__Do this__. The records below must be retyped exactly.

__Available data__.
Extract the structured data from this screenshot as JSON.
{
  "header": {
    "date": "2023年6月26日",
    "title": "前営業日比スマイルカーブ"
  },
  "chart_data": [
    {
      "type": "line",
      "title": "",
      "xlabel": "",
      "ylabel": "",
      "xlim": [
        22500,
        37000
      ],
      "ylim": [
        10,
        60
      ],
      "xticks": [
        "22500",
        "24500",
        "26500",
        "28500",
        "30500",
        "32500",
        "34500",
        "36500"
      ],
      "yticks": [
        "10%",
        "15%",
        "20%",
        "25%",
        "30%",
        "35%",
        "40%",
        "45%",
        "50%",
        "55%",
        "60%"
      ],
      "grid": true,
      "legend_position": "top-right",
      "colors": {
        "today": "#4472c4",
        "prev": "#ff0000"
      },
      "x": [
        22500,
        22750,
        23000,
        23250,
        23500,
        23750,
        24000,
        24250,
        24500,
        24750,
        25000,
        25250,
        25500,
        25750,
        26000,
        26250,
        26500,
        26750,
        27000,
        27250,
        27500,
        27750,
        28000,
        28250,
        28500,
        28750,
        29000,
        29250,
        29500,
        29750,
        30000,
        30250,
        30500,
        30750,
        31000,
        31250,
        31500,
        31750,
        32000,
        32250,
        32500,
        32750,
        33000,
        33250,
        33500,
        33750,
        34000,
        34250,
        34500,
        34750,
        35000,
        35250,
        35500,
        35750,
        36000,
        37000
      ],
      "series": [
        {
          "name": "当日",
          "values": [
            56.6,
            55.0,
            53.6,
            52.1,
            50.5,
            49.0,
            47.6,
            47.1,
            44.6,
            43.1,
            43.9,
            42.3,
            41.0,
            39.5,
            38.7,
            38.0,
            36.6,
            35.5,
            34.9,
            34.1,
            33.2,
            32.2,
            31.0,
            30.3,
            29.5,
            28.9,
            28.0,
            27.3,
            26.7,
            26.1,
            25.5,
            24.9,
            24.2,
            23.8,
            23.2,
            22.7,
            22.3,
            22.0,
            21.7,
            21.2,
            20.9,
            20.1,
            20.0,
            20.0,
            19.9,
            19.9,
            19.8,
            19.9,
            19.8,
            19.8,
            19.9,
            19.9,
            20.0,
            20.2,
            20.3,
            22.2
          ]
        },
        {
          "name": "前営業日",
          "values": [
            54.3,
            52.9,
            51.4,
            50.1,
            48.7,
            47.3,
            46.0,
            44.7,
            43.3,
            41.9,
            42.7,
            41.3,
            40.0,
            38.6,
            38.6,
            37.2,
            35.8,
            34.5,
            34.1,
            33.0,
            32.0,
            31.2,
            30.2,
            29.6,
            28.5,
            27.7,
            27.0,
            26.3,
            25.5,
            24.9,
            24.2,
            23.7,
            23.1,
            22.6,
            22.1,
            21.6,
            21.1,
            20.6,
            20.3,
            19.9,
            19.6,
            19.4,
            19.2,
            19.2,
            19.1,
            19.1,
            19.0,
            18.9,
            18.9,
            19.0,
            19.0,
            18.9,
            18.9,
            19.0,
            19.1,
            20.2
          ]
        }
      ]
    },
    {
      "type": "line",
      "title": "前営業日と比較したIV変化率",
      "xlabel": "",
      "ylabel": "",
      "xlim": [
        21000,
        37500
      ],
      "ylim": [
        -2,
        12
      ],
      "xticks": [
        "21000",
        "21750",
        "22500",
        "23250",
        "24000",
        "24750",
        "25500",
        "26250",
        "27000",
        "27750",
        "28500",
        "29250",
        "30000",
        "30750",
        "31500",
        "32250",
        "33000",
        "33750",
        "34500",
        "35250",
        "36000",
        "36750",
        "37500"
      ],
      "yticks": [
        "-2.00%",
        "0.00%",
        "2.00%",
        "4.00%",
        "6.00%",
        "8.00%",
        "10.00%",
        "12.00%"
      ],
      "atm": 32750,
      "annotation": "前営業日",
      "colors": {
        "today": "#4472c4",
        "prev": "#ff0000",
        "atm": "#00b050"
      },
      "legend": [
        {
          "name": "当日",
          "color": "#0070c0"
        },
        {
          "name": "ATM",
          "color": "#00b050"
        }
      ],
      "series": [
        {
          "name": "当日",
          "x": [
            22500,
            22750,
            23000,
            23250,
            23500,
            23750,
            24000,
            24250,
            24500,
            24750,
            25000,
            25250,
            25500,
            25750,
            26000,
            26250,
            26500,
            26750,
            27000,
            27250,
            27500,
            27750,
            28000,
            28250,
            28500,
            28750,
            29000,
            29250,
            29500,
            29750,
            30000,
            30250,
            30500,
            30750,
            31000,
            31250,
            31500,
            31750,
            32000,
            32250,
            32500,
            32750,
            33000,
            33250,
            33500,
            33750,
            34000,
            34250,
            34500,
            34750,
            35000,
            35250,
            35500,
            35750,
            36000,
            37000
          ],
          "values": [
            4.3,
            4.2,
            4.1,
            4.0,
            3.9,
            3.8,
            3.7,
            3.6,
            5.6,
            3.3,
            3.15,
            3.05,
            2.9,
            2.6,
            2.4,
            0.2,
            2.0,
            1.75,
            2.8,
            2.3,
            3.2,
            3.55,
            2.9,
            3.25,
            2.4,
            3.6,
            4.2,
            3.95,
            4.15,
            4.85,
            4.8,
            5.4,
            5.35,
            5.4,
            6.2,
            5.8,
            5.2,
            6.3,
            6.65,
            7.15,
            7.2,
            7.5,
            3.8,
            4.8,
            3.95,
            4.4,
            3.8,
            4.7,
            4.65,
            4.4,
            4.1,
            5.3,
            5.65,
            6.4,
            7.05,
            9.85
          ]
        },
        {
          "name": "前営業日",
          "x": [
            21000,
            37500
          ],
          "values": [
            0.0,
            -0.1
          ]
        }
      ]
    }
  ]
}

__Solution__.
Extract the structured data from this screenshot as JSON.
{
  "header": {
    "date": "2023年6月26日",
    "title": "前営業日比スマイルカーブ"
  },
  "chart_data": [
    {
      "type": "line",
      "title": "",
      "xlabel": "",
      "ylabel": "",
      "xlim": [
        22500,
        37000
      ],
      "ylim": [
        10,
        60
      ],
      "xticks": [
        "22500",
        "24500",
        "26500",
        "28500",
        "30500",
        "32500",
        "34500",
        "36500"
      ],
      "yticks": [
        "10%",
        "15%",
        "20%",
        "25%",
        "30%",
        "35%",
        "40%",
        "45%",
        "50%",
        "55%",
        "60%"
      ],
      "grid": true,
      "legend_position": "top-right",
      "colors": {
        "today": "#4472c4",
        "prev": "#ff0000"
      },
      "x": [
        22500,
        22750,
        23000,
        23250,
        23500,
        23750,
        24000,
        24250,
        24500,
        24750,
        25000,
        25250,
        25500,
        25750,
        26000,
        26250,
        26500,
        26750,
        27000,
        27250,
        27500,
        27750,
        28000,
        28250,
        28500,
        28750,
        29000,
        29250,
        29500,
        29750,
        30000,
        30250,
        30500,
        30750,
        31000,
        31250,
        31500,
        31750,
        32000,
        32250,
        32500,
        32750,
        33000,
        33250,
        33500,
        33750,
        34000,
        34250,
        34500,
        34750,
        35000,
        35250,
        35500,
        35750,
        36000,
        37000
      ],
      "series": [
        {
          "name": "当日",
          "values": [
            56.6,
            55.0,
            53.6,
            52.1,
            50.5,
            49.0,
            47.6,
            47.1,
            44.6,
            43.1,
            43.9,
            42.3,
            41.0,
            39.5,
            38.7,
            38.0,
            36.6,
            35.5,
            34.9,
            34.1,
            33.2,
            32.2,
            31.0,
            30.3,
            29.5,
            28.9,
            28.0,
            27.3,
            26.7,
            26.1,
            25.5,
            24.9,
            24.2,
            23.8,
            23.2,
            22.7,
            22.3,
            22.0,
            21.7,
            21.2,
            20.9,
            20.1,
            20.0,
            20.0,
            19.9,
            19.9,
            19.8,
            19.9,
            19.8,
            19.8,
            19.9,
            19.9,
            20.0,
            20.2,
            20.3,
            22.2
          ]
        },
        {
          "name": "前営業日",
          "values": [
            54.3,
            52.9,
            51.4,
            50.1,
            48.7,
            47.3,
            46.0,
            44.7,
            43.3,
            41.9,
            42.7,
            41.3,
            40.0,
            38.6,
            38.6,
            37.2,
            35.8,
            34.5,
            34.1,
            33.0,
            32.0,
            31.2,
            30.2,
            29.6,
            28.5,
            27.7,
            27.0,
            26.3,
            25.5,
            24.9,
            24.2,
            23.7,
            23.1,
            22.6,
            22.1,
            21.6,
            21.1,
            20.6,
            20.3,
            19.9,
            19.6,
            19.4,
            19.2,
            19.2,
            19.1,
            19.1,
            19.0,
            18.9,
            18.9,
            19.0,
            19.0,
            18.9,
            18.9,
            19.0,
            19.1,
            20.2
          ]
        }
      ]
    },
    {
      "type": "line",
      "title": "前営業日と比較したIV変化率",
      "xlabel": "",
      "ylabel": "",
      "xlim": [
        21000,
        37500
      ],
      "ylim": [
        -2,
        12
      ],
      "xticks": [
        "21000",
        "21750",
        "22500",
        "23250",
        "24000",
        "24750",
        "25500",
        "26250",
        "27000",
        "27750",
        "28500",
        "29250",
        "30000",
        "30750",
        "31500",
        "32250",
        "33000",
        "33750",
        "34500",
        "35250",
        "36000",
        "36750",
        "37500"
      ],
      "yticks": [
        "-2.00%",
        "0.00%",
        "2.00%",
        "4.00%",
        "6.00%",
        "8.00%",
        "10.00%",
        "12.00%"
      ],
      "atm": 32750,
      "annotation": "前営業日",
      "colors": {
        "today": "#4472c4",
        "prev": "#ff0000",
        "atm": "#00b050"
      },
      "legend": [
        {
          "name": "当日",
          "color": "#0070c0"
        },
        {
          "name": "ATM",
          "color": "#00b050"
        }
      ],
      "series": [
        {
          "name": "当日",
          "x": [
            22500,
            22750,
            23000,
            23250,
            23500,
            23750,
            24000,
            24250,
            24500,
            24750,
            25000,
            25250,
            25500,
            25750,
            26000,
            26250,
            26500,
            26750,
            27000,
            27250,
            27500,
            27750,
            28000,
            28250,
            28500,
            28750,
            29000,
            29250,
            29500,
            29750,
            30000,
            30250,
            30500,
            30750,
            31000,
            31250,
            31500,
            31750,
            32000,
            32250,
            32500,
            32750,
            33000,
            33250,
            33500,
            33750,
            34000,
            34250,
            34500,
            34750,
            35000,
            35250,
            35500,
            35750,
            36000,
            37000
          ],
          "values": [
            4.3,
            4.2,
            4.1,
            4.0,
            3.9,
            3.8,
            3.7,
            3.6,
            5.6,
            3.3,
            3.15,
            3.05,
            2.9,
            2.6,
            2.4,
            0.2,
            2.0,
            1.75,
            2.8,
            2.3,
            3.2,
            3.55,
            2.9,
            3.25,
            2.4,
            3.6,
            4.2,
            3.95,
            4.15,
            4.85,
            4.8,
            5.4,
            5.35,
            5.4,
            6.2,
            5.8,
            5.2,
            6.3,
            6.65,
            7.15,
            7.2,
            7.5,
            3.8,
            4.8,
            3.95,
            4.4,
            3.8,
            4.7,
            4.65,
            4.4,
            4.1,
            5.3,
            5.65,
            6.4,
            7.05,
            9.85
          ]
        },
        {
          "name": "前営業日",
          "x": [
            21000,
            37500
          ],
          "values": [
            0.0,
            -0.1
          ]
        }
      ]
    }
  ]
}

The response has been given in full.